SHORT PROBLEM:
Repeat the data that follows, word for word, without the images.

Records about charts and figures
** Begin **

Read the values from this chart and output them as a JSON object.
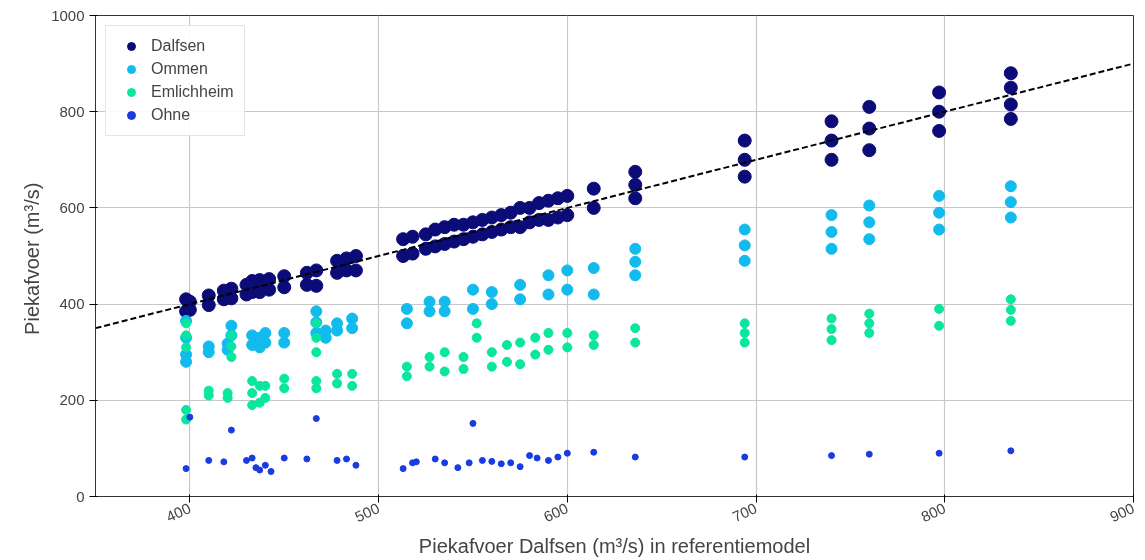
{
  "chart_data": {
    "type": "scatter",
    "xlabel": "Piekafvoer Dalfsen (m³/s) in referentiemodel",
    "ylabel": "Piekafvoer  (m³/s)",
    "xlim": [
      350,
      900
    ],
    "xticks": [
      400,
      500,
      600,
      700,
      800,
      900
    ],
    "ylim": [
      0,
      1000
    ],
    "yticks": [
      0,
      200,
      400,
      600,
      800,
      1000
    ],
    "grid": true,
    "legend": "top left",
    "marker": "circle",
    "series": [
      {
        "name": "Dalfsen",
        "color": "#0c0c78",
        "x": [
          398,
          398,
          400,
          400,
          410,
          410,
          418,
          418,
          422,
          422,
          430,
          430,
          433,
          433,
          437,
          437,
          442,
          442,
          450,
          450,
          462,
          462,
          467,
          467,
          478,
          478,
          483,
          483,
          488,
          488,
          513,
          513,
          518,
          518,
          525,
          525,
          530,
          530,
          535,
          535,
          540,
          540,
          545,
          545,
          550,
          550,
          555,
          555,
          560,
          560,
          565,
          565,
          570,
          570,
          575,
          575,
          580,
          580,
          585,
          585,
          590,
          590,
          595,
          595,
          600,
          600,
          614,
          614,
          636,
          636,
          636,
          694,
          694,
          694,
          740,
          740,
          740,
          760,
          760,
          760,
          797,
          797,
          797,
          835,
          835,
          835,
          835
        ],
        "values": [
          385,
          410,
          388,
          405,
          398,
          418,
          410,
          428,
          412,
          432,
          420,
          440,
          425,
          448,
          425,
          450,
          430,
          452,
          435,
          458,
          440,
          465,
          438,
          470,
          465,
          490,
          470,
          495,
          470,
          500,
          500,
          535,
          505,
          540,
          515,
          545,
          520,
          555,
          525,
          560,
          530,
          565,
          535,
          565,
          540,
          570,
          545,
          575,
          550,
          580,
          555,
          585,
          560,
          590,
          560,
          600,
          570,
          600,
          575,
          610,
          575,
          615,
          580,
          620,
          585,
          625,
          600,
          640,
          620,
          648,
          675,
          665,
          700,
          740,
          700,
          740,
          780,
          720,
          765,
          810,
          760,
          800,
          840,
          785,
          815,
          850,
          880
        ]
      },
      {
        "name": "Ommen",
        "color": "#12bbee",
        "x": [
          398,
          398,
          398,
          398,
          410,
          410,
          420,
          420,
          422,
          422,
          433,
          433,
          437,
          437,
          440,
          440,
          450,
          450,
          467,
          467,
          467,
          472,
          472,
          478,
          478,
          486,
          486,
          515,
          515,
          527,
          527,
          535,
          535,
          550,
          550,
          560,
          560,
          575,
          575,
          590,
          590,
          600,
          600,
          614,
          614,
          636,
          636,
          636,
          694,
          694,
          694,
          740,
          740,
          740,
          760,
          760,
          760,
          797,
          797,
          797,
          835,
          835,
          835
        ],
        "values": [
          280,
          295,
          330,
          365,
          300,
          312,
          305,
          318,
          335,
          355,
          315,
          335,
          310,
          330,
          320,
          340,
          320,
          340,
          340,
          362,
          385,
          330,
          345,
          345,
          360,
          350,
          370,
          360,
          390,
          385,
          405,
          385,
          405,
          390,
          430,
          400,
          425,
          410,
          440,
          420,
          460,
          430,
          470,
          420,
          475,
          460,
          488,
          515,
          490,
          522,
          555,
          515,
          550,
          585,
          535,
          570,
          605,
          555,
          590,
          625,
          580,
          612,
          645
        ]
      },
      {
        "name": "Emlichheim",
        "color": "#08e6a0",
        "x": [
          398,
          398,
          398,
          398,
          398,
          410,
          410,
          420,
          420,
          422,
          422,
          422,
          433,
          433,
          433,
          437,
          437,
          440,
          440,
          450,
          450,
          467,
          467,
          467,
          467,
          467,
          478,
          478,
          486,
          486,
          515,
          515,
          527,
          527,
          535,
          535,
          545,
          545,
          552,
          552,
          560,
          560,
          568,
          568,
          575,
          575,
          583,
          583,
          590,
          590,
          600,
          600,
          614,
          614,
          636,
          636,
          694,
          694,
          694,
          740,
          740,
          740,
          760,
          760,
          760,
          797,
          797,
          835,
          835,
          835
        ],
        "values": [
          160,
          180,
          310,
          335,
          360,
          210,
          220,
          205,
          215,
          290,
          312,
          335,
          190,
          215,
          240,
          195,
          230,
          205,
          230,
          225,
          245,
          300,
          330,
          360,
          225,
          240,
          235,
          255,
          230,
          255,
          250,
          270,
          270,
          290,
          260,
          300,
          265,
          290,
          330,
          360,
          270,
          300,
          280,
          315,
          275,
          320,
          295,
          330,
          305,
          340,
          310,
          340,
          315,
          335,
          320,
          350,
          320,
          340,
          360,
          325,
          348,
          370,
          340,
          360,
          380,
          355,
          390,
          365,
          388,
          410
        ]
      },
      {
        "name": "Ohne",
        "color": "#1a3be0",
        "x": [
          398,
          400,
          410,
          418,
          422,
          430,
          433,
          435,
          437,
          440,
          443,
          450,
          462,
          467,
          478,
          483,
          488,
          513,
          518,
          520,
          530,
          535,
          542,
          548,
          550,
          555,
          560,
          565,
          570,
          575,
          580,
          584,
          590,
          595,
          600,
          614,
          636,
          694,
          740,
          760,
          797,
          835
        ],
        "values": [
          58,
          165,
          75,
          72,
          138,
          75,
          80,
          60,
          55,
          65,
          52,
          80,
          78,
          162,
          75,
          78,
          65,
          58,
          70,
          72,
          78,
          70,
          60,
          70,
          152,
          75,
          73,
          68,
          70,
          62,
          85,
          80,
          75,
          82,
          90,
          92,
          82,
          82,
          85,
          88,
          90,
          95
        ]
      },
      {
        "type": "line",
        "color": "#000000",
        "line_style": "dashed",
        "marker": "none",
        "x": [
          350,
          900
        ],
        "values": [
          350,
          900
        ]
      }
    ]
  }
}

** End **

OUTPUT OF THE EXERCISE:
Read the values from this chart and output them as a JSON object.
{
  "chart_data": {
    "type": "scatter",
    "xlabel": "Piekafvoer Dalfsen (m³/s) in referentiemodel",
    "ylabel": "Piekafvoer  (m³/s)",
    "xlim": [
      350,
      900
    ],
    "xticks": [
      400,
      500,
      600,
      700,
      800,
      900
    ],
    "ylim": [
      0,
      1000
    ],
    "yticks": [
      0,
      200,
      400,
      600,
      800,
      1000
    ],
    "grid": true,
    "legend": "top left",
    "marker": "circle",
    "series": [
      {
        "name": "Dalfsen",
        "color": "#0c0c78",
        "x": [
          398,
          398,
          400,
          400,
          410,
          410,
          418,
          418,
          422,
          422,
          430,
          430,
          433,
          433,
          437,
          437,
          442,
          442,
          450,
          450,
          462,
          462,
          467,
          467,
          478,
          478,
          483,
          483,
          488,
          488,
          513,
          513,
          518,
          518,
          525,
          525,
          530,
          530,
          535,
          535,
          540,
          540,
          545,
          545,
          550,
          550,
          555,
          555,
          560,
          560,
          565,
          565,
          570,
          570,
          575,
          575,
          580,
          580,
          585,
          585,
          590,
          590,
          595,
          595,
          600,
          600,
          614,
          614,
          636,
          636,
          636,
          694,
          694,
          694,
          740,
          740,
          740,
          760,
          760,
          760,
          797,
          797,
          797,
          835,
          835,
          835,
          835
        ],
        "values": [
          385,
          410,
          388,
          405,
          398,
          418,
          410,
          428,
          412,
          432,
          420,
          440,
          425,
          448,
          425,
          450,
          430,
          452,
          435,
          458,
          440,
          465,
          438,
          470,
          465,
          490,
          470,
          495,
          470,
          500,
          500,
          535,
          505,
          540,
          515,
          545,
          520,
          555,
          525,
          560,
          530,
          565,
          535,
          565,
          540,
          570,
          545,
          575,
          550,
          580,
          555,
          585,
          560,
          590,
          560,
          600,
          570,
          600,
          575,
          610,
          575,
          615,
          580,
          620,
          585,
          625,
          600,
          640,
          620,
          648,
          675,
          665,
          700,
          740,
          700,
          740,
          780,
          720,
          765,
          810,
          760,
          800,
          840,
          785,
          815,
          850,
          880
        ]
      },
      {
        "name": "Ommen",
        "color": "#12bbee",
        "x": [
          398,
          398,
          398,
          398,
          410,
          410,
          420,
          420,
          422,
          422,
          433,
          433,
          437,
          437,
          440,
          440,
          450,
          450,
          467,
          467,
          467,
          472,
          472,
          478,
          478,
          486,
          486,
          515,
          515,
          527,
          527,
          535,
          535,
          550,
          550,
          560,
          560,
          575,
          575,
          590,
          590,
          600,
          600,
          614,
          614,
          636,
          636,
          636,
          694,
          694,
          694,
          740,
          740,
          740,
          760,
          760,
          760,
          797,
          797,
          797,
          835,
          835,
          835
        ],
        "values": [
          280,
          295,
          330,
          365,
          300,
          312,
          305,
          318,
          335,
          355,
          315,
          335,
          310,
          330,
          320,
          340,
          320,
          340,
          340,
          362,
          385,
          330,
          345,
          345,
          360,
          350,
          370,
          360,
          390,
          385,
          405,
          385,
          405,
          390,
          430,
          400,
          425,
          410,
          440,
          420,
          460,
          430,
          470,
          420,
          475,
          460,
          488,
          515,
          490,
          522,
          555,
          515,
          550,
          585,
          535,
          570,
          605,
          555,
          590,
          625,
          580,
          612,
          645
        ]
      },
      {
        "name": "Emlichheim",
        "color": "#08e6a0",
        "x": [
          398,
          398,
          398,
          398,
          398,
          410,
          410,
          420,
          420,
          422,
          422,
          422,
          433,
          433,
          433,
          437,
          437,
          440,
          440,
          450,
          450,
          467,
          467,
          467,
          467,
          467,
          478,
          478,
          486,
          486,
          515,
          515,
          527,
          527,
          535,
          535,
          545,
          545,
          552,
          552,
          560,
          560,
          568,
          568,
          575,
          575,
          583,
          583,
          590,
          590,
          600,
          600,
          614,
          614,
          636,
          636,
          694,
          694,
          694,
          740,
          740,
          740,
          760,
          760,
          760,
          797,
          797,
          835,
          835,
          835
        ],
        "values": [
          160,
          180,
          310,
          335,
          360,
          210,
          220,
          205,
          215,
          290,
          312,
          335,
          190,
          215,
          240,
          195,
          230,
          205,
          230,
          225,
          245,
          300,
          330,
          360,
          225,
          240,
          235,
          255,
          230,
          255,
          250,
          270,
          270,
          290,
          260,
          300,
          265,
          290,
          330,
          360,
          270,
          300,
          280,
          315,
          275,
          320,
          295,
          330,
          305,
          340,
          310,
          340,
          315,
          335,
          320,
          350,
          320,
          340,
          360,
          325,
          348,
          370,
          340,
          360,
          380,
          355,
          390,
          365,
          388,
          410
        ]
      },
      {
        "name": "Ohne",
        "color": "#1a3be0",
        "x": [
          398,
          400,
          410,
          418,
          422,
          430,
          433,
          435,
          437,
          440,
          443,
          450,
          462,
          467,
          478,
          483,
          488,
          513,
          518,
          520,
          530,
          535,
          542,
          548,
          550,
          555,
          560,
          565,
          570,
          575,
          580,
          584,
          590,
          595,
          600,
          614,
          636,
          694,
          740,
          760,
          797,
          835
        ],
        "values": [
          58,
          165,
          75,
          72,
          138,
          75,
          80,
          60,
          55,
          65,
          52,
          80,
          78,
          162,
          75,
          78,
          65,
          58,
          70,
          72,
          78,
          70,
          60,
          70,
          152,
          75,
          73,
          68,
          70,
          62,
          85,
          80,
          75,
          82,
          90,
          92,
          82,
          82,
          85,
          88,
          90,
          95
        ]
      },
      {
        "type": "line",
        "color": "#000000",
        "line_style": "dashed",
        "marker": "none",
        "x": [
          350,
          900
        ],
        "values": [
          350,
          900
        ]
      }
    ]
  }
}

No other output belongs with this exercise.